**To be done:** Extract all lines from the data beneath that include the word "herausschrauben".

━━ The data

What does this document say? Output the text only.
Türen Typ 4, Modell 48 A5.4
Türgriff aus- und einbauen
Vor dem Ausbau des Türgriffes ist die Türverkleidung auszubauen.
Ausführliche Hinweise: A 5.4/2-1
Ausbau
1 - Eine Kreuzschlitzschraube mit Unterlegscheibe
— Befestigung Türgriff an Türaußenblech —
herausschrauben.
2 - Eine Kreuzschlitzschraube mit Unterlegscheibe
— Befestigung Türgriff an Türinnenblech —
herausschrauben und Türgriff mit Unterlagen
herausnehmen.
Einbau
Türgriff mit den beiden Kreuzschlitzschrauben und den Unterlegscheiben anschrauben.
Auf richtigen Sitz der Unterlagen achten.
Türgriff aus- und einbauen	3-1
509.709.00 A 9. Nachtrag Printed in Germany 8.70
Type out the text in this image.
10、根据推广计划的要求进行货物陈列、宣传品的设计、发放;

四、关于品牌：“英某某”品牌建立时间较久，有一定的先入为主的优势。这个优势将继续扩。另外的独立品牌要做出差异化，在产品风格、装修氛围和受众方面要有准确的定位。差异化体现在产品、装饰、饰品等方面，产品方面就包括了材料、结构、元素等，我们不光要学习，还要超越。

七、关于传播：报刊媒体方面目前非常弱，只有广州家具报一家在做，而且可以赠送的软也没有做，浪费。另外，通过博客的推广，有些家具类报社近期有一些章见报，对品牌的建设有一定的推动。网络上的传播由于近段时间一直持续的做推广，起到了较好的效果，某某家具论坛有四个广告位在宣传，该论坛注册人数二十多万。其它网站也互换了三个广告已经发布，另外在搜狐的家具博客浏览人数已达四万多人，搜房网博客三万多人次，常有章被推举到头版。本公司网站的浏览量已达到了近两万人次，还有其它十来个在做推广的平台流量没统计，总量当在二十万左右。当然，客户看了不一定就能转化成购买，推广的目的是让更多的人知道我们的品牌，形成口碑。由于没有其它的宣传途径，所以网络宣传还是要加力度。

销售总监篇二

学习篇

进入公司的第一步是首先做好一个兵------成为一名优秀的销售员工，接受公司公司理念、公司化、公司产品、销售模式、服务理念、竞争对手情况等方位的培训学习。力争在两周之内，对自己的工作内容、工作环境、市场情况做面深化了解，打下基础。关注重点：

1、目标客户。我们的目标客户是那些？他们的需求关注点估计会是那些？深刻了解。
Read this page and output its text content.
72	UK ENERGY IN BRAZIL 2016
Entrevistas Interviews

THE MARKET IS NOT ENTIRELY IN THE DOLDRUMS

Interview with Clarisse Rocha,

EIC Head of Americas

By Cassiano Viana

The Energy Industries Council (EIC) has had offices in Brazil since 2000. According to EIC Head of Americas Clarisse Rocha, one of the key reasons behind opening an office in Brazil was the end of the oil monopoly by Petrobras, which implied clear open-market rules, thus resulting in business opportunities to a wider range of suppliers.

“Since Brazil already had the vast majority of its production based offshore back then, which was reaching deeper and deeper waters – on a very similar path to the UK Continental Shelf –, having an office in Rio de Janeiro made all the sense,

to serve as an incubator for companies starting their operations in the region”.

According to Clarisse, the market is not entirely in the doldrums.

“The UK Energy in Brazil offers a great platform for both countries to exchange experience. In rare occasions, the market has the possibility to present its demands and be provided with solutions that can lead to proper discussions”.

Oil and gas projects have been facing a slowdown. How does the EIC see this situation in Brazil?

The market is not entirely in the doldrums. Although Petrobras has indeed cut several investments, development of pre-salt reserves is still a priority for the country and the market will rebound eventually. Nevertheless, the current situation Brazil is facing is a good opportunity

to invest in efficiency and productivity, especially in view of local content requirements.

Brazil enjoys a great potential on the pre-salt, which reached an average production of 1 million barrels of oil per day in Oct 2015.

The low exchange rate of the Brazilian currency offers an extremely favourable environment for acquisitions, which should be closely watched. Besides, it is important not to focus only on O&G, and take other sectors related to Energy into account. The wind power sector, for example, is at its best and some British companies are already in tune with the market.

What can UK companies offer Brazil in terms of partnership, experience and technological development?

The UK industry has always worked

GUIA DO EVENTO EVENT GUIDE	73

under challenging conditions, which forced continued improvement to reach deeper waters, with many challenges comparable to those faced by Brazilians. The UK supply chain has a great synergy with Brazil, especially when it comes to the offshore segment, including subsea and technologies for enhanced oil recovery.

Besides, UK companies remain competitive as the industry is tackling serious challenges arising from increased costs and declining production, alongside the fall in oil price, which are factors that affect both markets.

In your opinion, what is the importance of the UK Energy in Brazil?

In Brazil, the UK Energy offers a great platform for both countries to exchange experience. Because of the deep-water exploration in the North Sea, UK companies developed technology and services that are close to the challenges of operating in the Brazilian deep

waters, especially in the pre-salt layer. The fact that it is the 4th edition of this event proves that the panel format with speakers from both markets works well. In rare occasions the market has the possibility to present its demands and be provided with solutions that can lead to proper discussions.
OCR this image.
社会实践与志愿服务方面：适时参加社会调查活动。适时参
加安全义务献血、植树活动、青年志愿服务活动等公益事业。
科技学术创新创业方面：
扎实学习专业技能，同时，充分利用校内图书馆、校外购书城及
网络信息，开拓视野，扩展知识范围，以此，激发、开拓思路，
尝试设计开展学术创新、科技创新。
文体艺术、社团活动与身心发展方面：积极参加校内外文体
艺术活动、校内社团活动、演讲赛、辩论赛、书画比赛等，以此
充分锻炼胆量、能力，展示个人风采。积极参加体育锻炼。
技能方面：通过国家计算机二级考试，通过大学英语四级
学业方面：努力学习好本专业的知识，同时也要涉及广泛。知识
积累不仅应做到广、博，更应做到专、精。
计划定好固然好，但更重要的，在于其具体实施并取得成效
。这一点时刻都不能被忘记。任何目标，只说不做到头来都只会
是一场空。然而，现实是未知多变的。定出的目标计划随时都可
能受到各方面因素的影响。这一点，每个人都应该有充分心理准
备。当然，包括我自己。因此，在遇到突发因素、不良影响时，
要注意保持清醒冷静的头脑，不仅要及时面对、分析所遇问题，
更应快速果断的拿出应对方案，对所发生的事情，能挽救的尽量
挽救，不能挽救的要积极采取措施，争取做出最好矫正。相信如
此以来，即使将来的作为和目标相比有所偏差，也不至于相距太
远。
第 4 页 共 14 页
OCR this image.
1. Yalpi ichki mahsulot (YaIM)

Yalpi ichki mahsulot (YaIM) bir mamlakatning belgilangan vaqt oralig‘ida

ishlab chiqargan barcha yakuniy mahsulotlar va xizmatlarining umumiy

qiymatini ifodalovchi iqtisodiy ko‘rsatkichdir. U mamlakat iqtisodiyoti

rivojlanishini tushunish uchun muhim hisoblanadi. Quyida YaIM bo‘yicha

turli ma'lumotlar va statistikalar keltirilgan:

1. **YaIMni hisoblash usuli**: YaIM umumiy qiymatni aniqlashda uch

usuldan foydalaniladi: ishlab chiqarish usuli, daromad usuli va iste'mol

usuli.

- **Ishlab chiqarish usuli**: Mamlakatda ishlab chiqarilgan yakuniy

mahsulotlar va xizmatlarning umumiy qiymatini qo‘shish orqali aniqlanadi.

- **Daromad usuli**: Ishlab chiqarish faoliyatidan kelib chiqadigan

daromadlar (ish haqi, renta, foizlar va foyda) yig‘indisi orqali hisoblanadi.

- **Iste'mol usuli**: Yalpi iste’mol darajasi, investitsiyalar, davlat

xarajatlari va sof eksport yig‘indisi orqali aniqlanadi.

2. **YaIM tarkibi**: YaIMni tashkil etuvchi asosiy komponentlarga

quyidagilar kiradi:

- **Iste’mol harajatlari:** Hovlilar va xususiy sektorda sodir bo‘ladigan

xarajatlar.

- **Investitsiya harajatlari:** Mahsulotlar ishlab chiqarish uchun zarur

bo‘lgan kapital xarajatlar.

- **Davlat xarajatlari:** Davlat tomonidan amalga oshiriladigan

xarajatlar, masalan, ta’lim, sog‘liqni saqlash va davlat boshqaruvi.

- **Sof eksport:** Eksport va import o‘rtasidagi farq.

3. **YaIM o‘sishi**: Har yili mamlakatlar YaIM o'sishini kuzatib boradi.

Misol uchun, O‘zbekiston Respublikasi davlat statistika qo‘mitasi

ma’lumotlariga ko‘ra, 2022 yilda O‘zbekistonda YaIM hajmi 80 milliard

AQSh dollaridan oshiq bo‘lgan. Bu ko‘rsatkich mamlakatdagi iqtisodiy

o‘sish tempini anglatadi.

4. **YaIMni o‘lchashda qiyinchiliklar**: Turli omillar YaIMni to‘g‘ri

━━━━

**Task result:**
herausschrauben.
herausschrauben und Türgriff mit Unterlagen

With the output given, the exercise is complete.